WORK TO BE COMPLETED:
Retype the data that follows line by line, exactly, and leave its pictures out.

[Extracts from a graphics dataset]
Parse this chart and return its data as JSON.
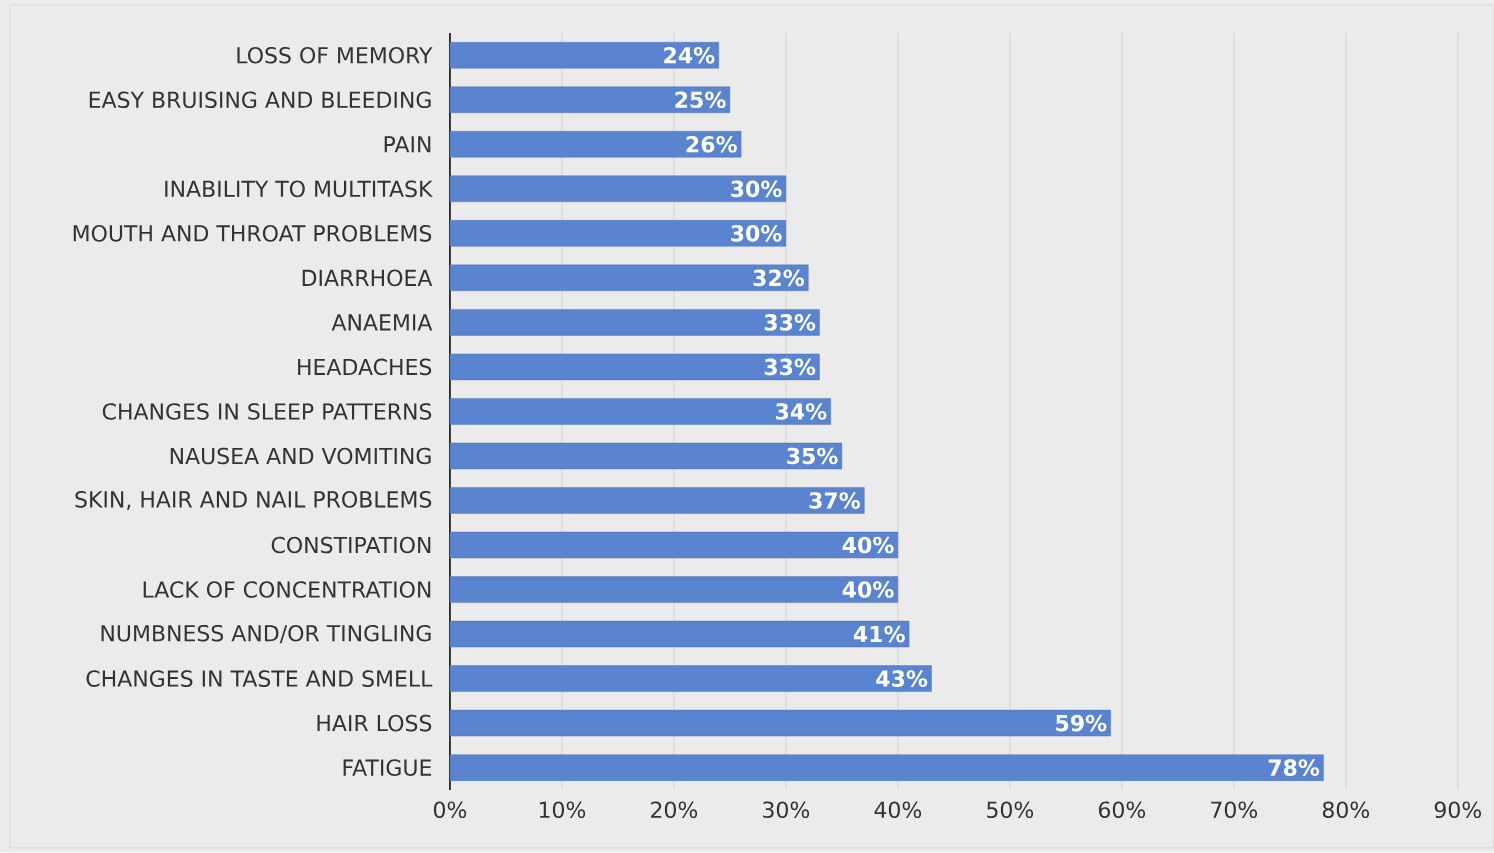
{
  "chart_data": {
    "type": "bar",
    "orientation": "horizontal",
    "categories": [
      "LOSS OF MEMORY",
      "EASY BRUISING AND BLEEDING",
      "PAIN",
      "INABILITY TO MULTITASK",
      "MOUTH AND THROAT PROBLEMS",
      "DIARRHOEA",
      "ANAEMIA",
      "HEADACHES",
      "CHANGES IN SLEEP PATTERNS",
      "NAUSEA AND VOMITING",
      "SKIN, HAIR AND NAIL PROBLEMS",
      "CONSTIPATION",
      "LACK OF CONCENTRATION",
      "NUMBNESS AND/OR TINGLING",
      "CHANGES IN TASTE AND SMELL",
      "HAIR LOSS",
      "FATIGUE"
    ],
    "values": [
      24,
      25,
      26,
      30,
      30,
      32,
      33,
      33,
      34,
      35,
      37,
      40,
      40,
      41,
      43,
      59,
      78
    ],
    "value_labels": [
      "24%",
      "25%",
      "26%",
      "30%",
      "30%",
      "32%",
      "33%",
      "33%",
      "34%",
      "35%",
      "37%",
      "40%",
      "40%",
      "41%",
      "43%",
      "59%",
      "78%"
    ],
    "color": "#5a84cf",
    "xlim": [
      0,
      90
    ],
    "xticks": [
      {
        "value": 0,
        "label": "0%"
      },
      {
        "value": 10,
        "label": "10%"
      },
      {
        "value": 20,
        "label": "20%"
      },
      {
        "value": 30,
        "label": "30%"
      },
      {
        "value": 40,
        "label": "40%"
      },
      {
        "value": 50,
        "label": "50%"
      },
      {
        "value": 60,
        "label": "60%"
      },
      {
        "value": 70,
        "label": "70%"
      },
      {
        "value": 80,
        "label": "80%"
      },
      {
        "value": 90,
        "label": "90%"
      }
    ],
    "grid": "x"
  }
}
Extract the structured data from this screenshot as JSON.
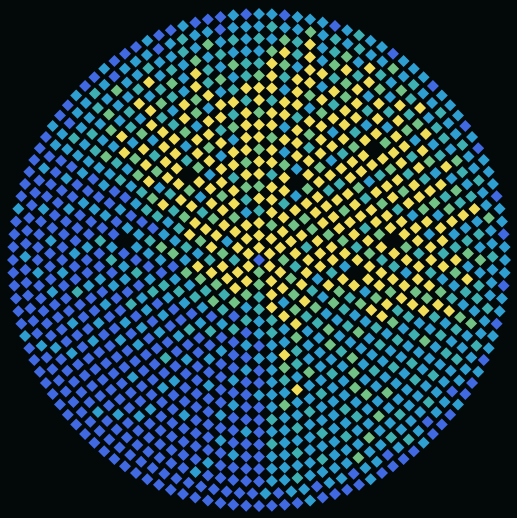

SOLVED EXERCISE:
Parse this chart and return its data as JSON.
{
  "chart_data": {
    "type": "bar",
    "orientation": "horizontal",
    "categories": [
      "LOSS OF MEMORY",
      "EASY BRUISING AND BLEEDING",
      "PAIN",
      "INABILITY TO MULTITASK",
      "MOUTH AND THROAT PROBLEMS",
      "DIARRHOEA",
      "ANAEMIA",
      "HEADACHES",
      "CHANGES IN SLEEP PATTERNS",
      "NAUSEA AND VOMITING",
      "SKIN, HAIR AND NAIL PROBLEMS",
      "CONSTIPATION",
      "LACK OF CONCENTRATION",
      "NUMBNESS AND/OR TINGLING",
      "CHANGES IN TASTE AND SMELL",
      "HAIR LOSS",
      "FATIGUE"
    ],
    "values": [
      24,
      25,
      26,
      30,
      30,
      32,
      33,
      33,
      34,
      35,
      37,
      40,
      40,
      41,
      43,
      59,
      78
    ],
    "value_labels": [
      "24%",
      "25%",
      "26%",
      "30%",
      "30%",
      "32%",
      "33%",
      "33%",
      "34%",
      "35%",
      "37%",
      "40%",
      "40%",
      "41%",
      "43%",
      "59%",
      "78%"
    ],
    "color": "#5a84cf",
    "xlim": [
      0,
      90
    ],
    "xticks": [
      {
        "value": 0,
        "label": "0%"
      },
      {
        "value": 10,
        "label": "10%"
      },
      {
        "value": 20,
        "label": "20%"
      },
      {
        "value": 30,
        "label": "30%"
      },
      {
        "value": 40,
        "label": "40%"
      },
      {
        "value": 50,
        "label": "50%"
      },
      {
        "value": 60,
        "label": "60%"
      },
      {
        "value": 70,
        "label": "70%"
      },
      {
        "value": 80,
        "label": "80%"
      },
      {
        "value": 90,
        "label": "90%"
      }
    ],
    "grid": "x"
  }
}
Extract the structured data from this screenshot as JSON.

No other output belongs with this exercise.